__Görev tanımı 1__. Telgraf metninden "Birliklerimizde dönüm noktasına" ifadesinin geçtiği yerden başlayıp "milyon mermi gönderin." ifadesinden sonra duran bölümü aynen kopyalayın.

Altı gün sonra çektiği ikinci telgrafta da şöyle diyordu.

Birliklerimizde dönüm noktasına varıldı. Bir haftadır tek tek olsun, toplu halde olsun, hiçbir kaçma olayına rastlanmadı. Binlerce ka­çak geri dönüyor. Düşman tarafından bizim saflarımıza kaçma olayları daha sık görülür oldu. Bir hafta içinde dörtyûz asker, hem de çoğu silahlarıyla birlikte bizim tarafa geçtiler. Dün akşamüstü saldırıya geçtik. Gerçi vaat edilen takviyeler henüz ulaşmamıştı, ama işgal ettiğimiz hatta kalmamız mümkün değildi, çünkü bu hat Petrograd'a çok yakındı. Saldırı şu ana dek başarılı, beyazlar kaçı­yor; bugün Kernovo - Voronino - Slepino - Kaskovo hattını ele ge­çirdik. Birçok tutsak aldık, birkaç top, otomatik silahlar ve mermi­ler ele geçirdik. Düşman gemileri ortalıkta yok, artık tamamen bi­zim elimizde olan "Kızıl Tepe"den açıkça korkuyorlar. Altıncı Tü­men için ivedi iki milyon mermi gönderin.

__Verilen malzeme__.
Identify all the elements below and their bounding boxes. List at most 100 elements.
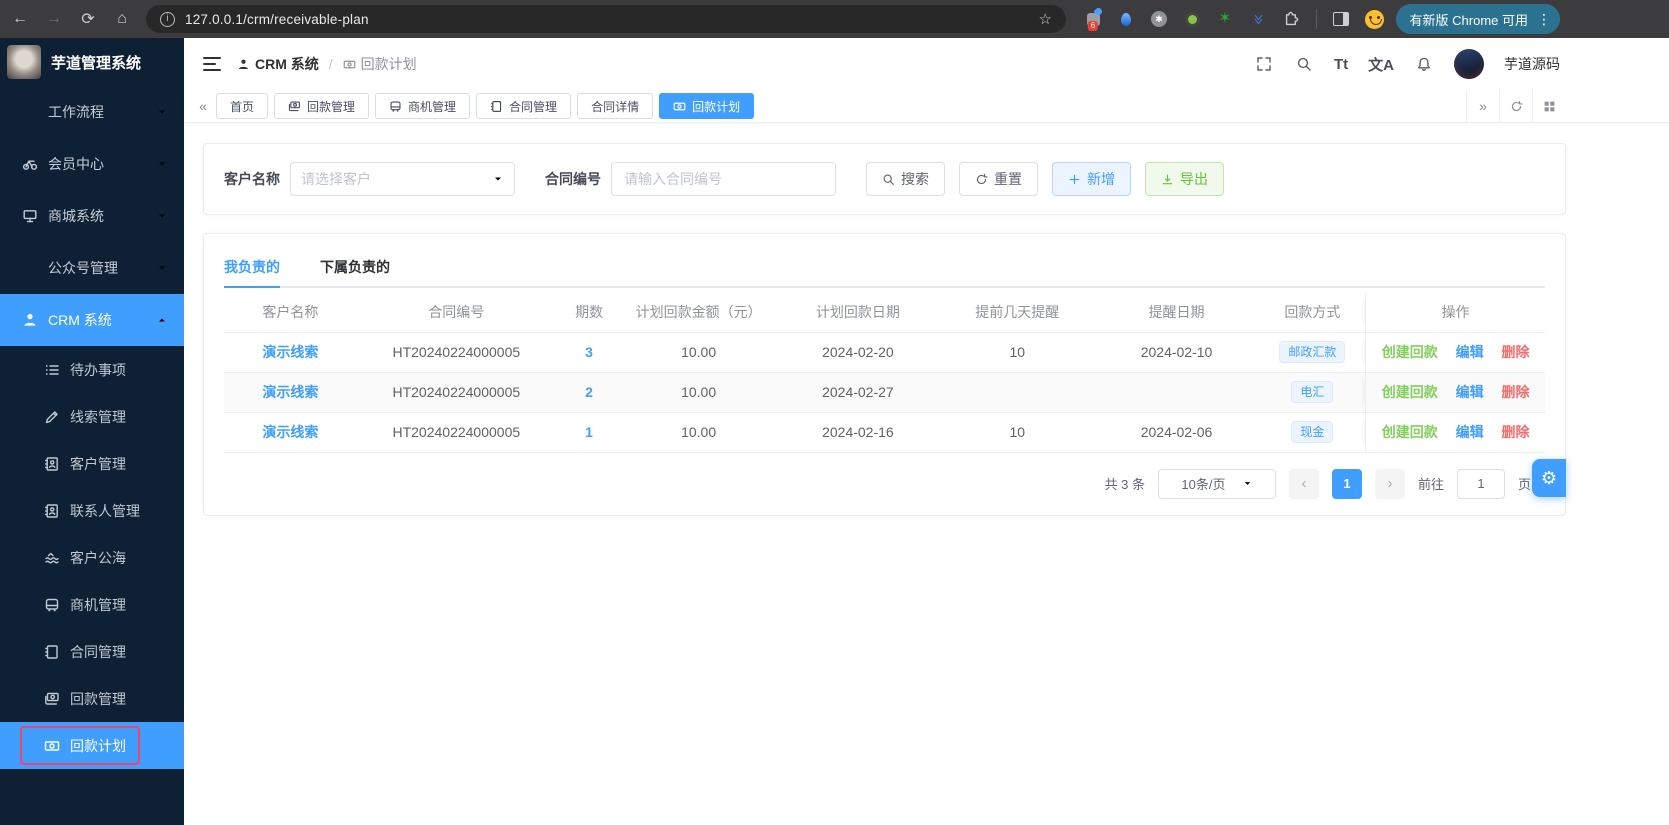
amount-cell: 10.00	[622, 332, 775, 373]
chevron-down-icon	[156, 106, 168, 118]
create-receivable-link[interactable]: 创建回款	[1382, 424, 1438, 440]
collapse-menu-icon[interactable]	[203, 57, 221, 71]
sidebar-item-official-account[interactable]: 公众号管理	[0, 242, 184, 294]
tab-receivable-plan[interactable]: 回款计划	[659, 93, 755, 119]
notification-bell-icon[interactable]	[1414, 54, 1434, 74]
sidebar-item-mall-system[interactable]: 商城系统	[0, 190, 184, 242]
delete-link[interactable]: 删除	[1502, 344, 1530, 360]
tab-my-responsible[interactable]: 我负责的	[224, 248, 280, 288]
page-size-select[interactable]: 10条/页	[1157, 468, 1276, 499]
sidebar-item-customer-pool[interactable]: 客户公海	[0, 534, 184, 581]
export-button[interactable]: 导出	[1145, 162, 1224, 196]
theme-settings-button[interactable]: ⚙	[1532, 459, 1566, 497]
breadcrumb-parent[interactable]: CRM 系统	[237, 54, 319, 74]
browser-home-icon[interactable]: ⌂	[112, 10, 132, 28]
user-avatar[interactable]	[1454, 49, 1484, 79]
sidebar-item-customer-management[interactable]: 客户管理	[0, 440, 184, 487]
sidebar-item-crm-system[interactable]: CRM 系统	[0, 294, 184, 346]
add-button[interactable]: 新增	[1052, 162, 1131, 196]
delete-link[interactable]: 删除	[1502, 424, 1530, 440]
site-info-icon[interactable]: i	[160, 11, 175, 27]
tabs-layout-icon[interactable]	[1532, 90, 1565, 122]
extension-icon-1[interactable]: 6	[1084, 10, 1102, 31]
tab-subordinate-responsible[interactable]: 下属负责的	[320, 248, 390, 286]
customer-select[interactable]: 请选择客户	[290, 162, 515, 196]
remind-days-cell: 10	[940, 412, 1094, 453]
breadcrumb-current: 回款计划	[343, 54, 417, 74]
font-size-icon[interactable]: Tt	[1334, 56, 1348, 73]
edit-link[interactable]: 编辑	[1456, 344, 1484, 360]
contract-no-input[interactable]	[611, 162, 836, 196]
table-header-row: 客户名称 合同编号 期数 计划回款金额（元） 计划回款日期 提前几天提醒 提醒日…	[224, 292, 1545, 333]
sidebar-item-clue-management[interactable]: 线索管理	[0, 393, 184, 440]
search-button[interactable]: 搜索	[866, 162, 945, 196]
app-title: 芋道管理系统	[51, 54, 142, 72]
sidebar-item-business-management[interactable]: 商机管理	[0, 581, 184, 628]
period-link[interactable]: 2	[585, 384, 593, 400]
customer-link[interactable]: 演示线索	[262, 344, 318, 360]
col-period: 期数	[555, 292, 623, 333]
extension-icon-6[interactable]	[1249, 10, 1267, 28]
bookmark-star-icon[interactable]: ☆	[1039, 10, 1052, 28]
sidebar-item-contract-management[interactable]: 合同管理	[0, 628, 184, 675]
customer-link[interactable]: 演示线索	[262, 424, 318, 440]
extension-icon-3[interactable]: ✱	[1150, 10, 1168, 28]
chrome-update-button[interactable]: 有新版 Chrome 可用 ⋮	[1395, 4, 1560, 34]
sidebar-item-receivable-plan[interactable]: 回款计划	[0, 722, 184, 769]
delete-link[interactable]: 删除	[1502, 384, 1530, 400]
language-icon[interactable]: 文A	[1368, 54, 1394, 75]
sidebar-item-receivable-management[interactable]: 回款管理	[0, 675, 184, 722]
extensions-puzzle-icon[interactable]	[1282, 10, 1300, 28]
sidebar-item-workflow[interactable]: 工作流程	[0, 86, 184, 138]
tabs-scroll-right-icon[interactable]: »	[1466, 90, 1499, 122]
breadcrumb-separator: /	[328, 56, 333, 72]
side-panel-icon[interactable]	[1333, 12, 1349, 26]
extension-icon-5[interactable]: ✶	[1216, 10, 1234, 28]
profile-avatar-icon[interactable]	[1365, 9, 1384, 29]
breadcrumb: CRM 系统 / 回款计划	[237, 54, 417, 74]
plan-date-cell: 2024-02-20	[774, 332, 941, 373]
sidebar-item-member-center[interactable]: 会员中心	[0, 138, 184, 190]
username[interactable]: 芋道源码	[1504, 54, 1560, 74]
tab-contract-management[interactable]: 合同管理	[476, 93, 572, 119]
browser-reload-icon[interactable]: ⟳	[78, 9, 98, 29]
search-icon[interactable]	[1294, 54, 1314, 74]
edit-link[interactable]: 编辑	[1456, 424, 1484, 440]
remind-date-cell	[1093, 372, 1260, 413]
address-bar[interactable]: i 127.0.0.1/crm/receivable-plan ☆	[146, 5, 1066, 33]
prev-page-button[interactable]: ‹	[1288, 468, 1319, 499]
col-remind-date: 提醒日期	[1093, 292, 1260, 333]
tabs-scroll-left-icon[interactable]: «	[190, 98, 216, 114]
browser-forward-icon[interactable]: →	[44, 10, 64, 28]
page-content: 客户名称 请选择客户 合同编号 搜索 重置	[184, 123, 1669, 825]
create-receivable-link[interactable]: 创建回款	[1382, 384, 1438, 400]
goto-page-input[interactable]	[1456, 468, 1505, 499]
app-logo	[7, 45, 41, 79]
sidebar-item-contact-management[interactable]: 联系人管理	[0, 487, 184, 534]
filter-card: 客户名称 请选择客户 合同编号 搜索 重置	[203, 143, 1566, 215]
next-page-button[interactable]: ›	[1374, 468, 1405, 499]
edit-link[interactable]: 编辑	[1456, 384, 1484, 400]
period-link[interactable]: 3	[585, 344, 593, 360]
browser-back-icon[interactable]: ←	[10, 10, 30, 28]
page-unit-label: 页	[1517, 477, 1531, 492]
tab-business-management[interactable]: 商机管理	[375, 93, 471, 119]
tab-receivable-management[interactable]: 回款管理	[274, 93, 370, 119]
url-text[interactable]: 127.0.0.1/crm/receivable-plan	[185, 12, 369, 27]
current-page-button[interactable]: 1	[1331, 468, 1362, 499]
customer-link[interactable]: 演示线索	[262, 384, 318, 400]
plus-icon	[1068, 173, 1081, 186]
reset-button[interactable]: 重置	[959, 162, 1038, 196]
tab-home[interactable]: 首页	[216, 93, 269, 119]
browser-menu-icon[interactable]: ⋮	[1537, 11, 1551, 28]
create-receivable-link[interactable]: 创建回款	[1382, 344, 1438, 360]
tab-contract-detail[interactable]: 合同详情	[577, 93, 654, 119]
extension-icon-4[interactable]	[1183, 10, 1201, 28]
page-tabs: 首页 回款管理 商机管理 合同管理 合同详情 回款计划	[216, 93, 755, 119]
sidebar-item-todo[interactable]: 待办事项	[0, 346, 184, 393]
sidebar-menu: 工作流程 会员中心 商城系统 公众号管理 CRM 系统 待办事项 线索管理 客户…	[0, 86, 184, 825]
tabs-refresh-icon[interactable]	[1499, 90, 1532, 122]
period-link[interactable]: 1	[585, 424, 593, 440]
extension-icon-2[interactable]	[1117, 10, 1135, 28]
fullscreen-icon[interactable]	[1254, 54, 1274, 74]
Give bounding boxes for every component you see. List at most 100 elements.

__Görev tanımı 2__. Kayıtlarda "332, 775, 373]" ifadesini içeren satırdan başlayıp "49, 1484, 79]" ifadesini içeren satırdan sonra durarak yalnızca bu satırları aynen tekrar yazın.

__Alıştırma çıktısı 1__.
Birliklerimizde dönüm noktasına varıldı. Bir haftadır tek tek olsun, toplu halde olsun, hiçbir kaçma olayına rastlanmadı. Binlerce ka­çak geri dönüyor. Düşman tarafından bizim saflarımıza kaçma olayları daha sık görülür oldu. Bir hafta içinde dörtyûz asker, hem de çoğu silahlarıyla birlikte bizim tarafa geçtiler. Dün akşamüstü saldırıya geçtik. Gerçi vaat edilen takviyeler henüz ulaşmamıştı, ama işgal ettiğimiz hatta kalmamız mümkün değildi, çünkü bu hat Petrograd'a çok yakındı. Saldırı şu ana dek başarılı, beyazlar kaçı­yor; bugün Kernovo - Voronino - Slepino - Kaskovo hattını ele ge­çirdik. Birçok tutsak aldık, birkaç top, otomatik silahlar ve mermi­ler ele geçirdik. Düşman gemileri ortalıkta yok, artık tamamen bi­zim elimizde olan "Kızıl Tepe"den açıkça korkuyorlar. Altıncı Tü­men için ivedi iki milyon mermi gönderin.

__Alıştırma çıktısı 2__.
amount-cell: 10.00	[622, 332, 775, 373]
chevron-down-icon	[156, 106, 168, 118]
create-receivable-link[interactable]: 创建回款	[1382, 424, 1438, 440]
collapse-menu-icon[interactable]	[203, 57, 221, 71]
sidebar-item-official-account[interactable]: 公众号管理	[0, 242, 184, 294]
tab-receivable-plan[interactable]: 回款计划	[659, 93, 755, 119]
notification-bell-icon[interactable]	[1414, 54, 1434, 74]
sidebar-item-mall-system[interactable]: 商城系统	[0, 190, 184, 242]
delete-link[interactable]: 删除	[1502, 344, 1530, 360]
tab-my-responsible[interactable]: 我负责的	[224, 248, 280, 288]
page-size-select[interactable]: 10条/页	[1157, 468, 1276, 499]
sidebar-item-customer-pool[interactable]: 客户公海	[0, 534, 184, 581]
export-button[interactable]: 导出	[1145, 162, 1224, 196]
theme-settings-button[interactable]: ⚙	[1532, 459, 1566, 497]
breadcrumb-parent[interactable]: CRM 系统	[237, 54, 319, 74]
browser-home-icon[interactable]: ⌂	[112, 10, 132, 28]
user-avatar[interactable]	[1454, 49, 1484, 79]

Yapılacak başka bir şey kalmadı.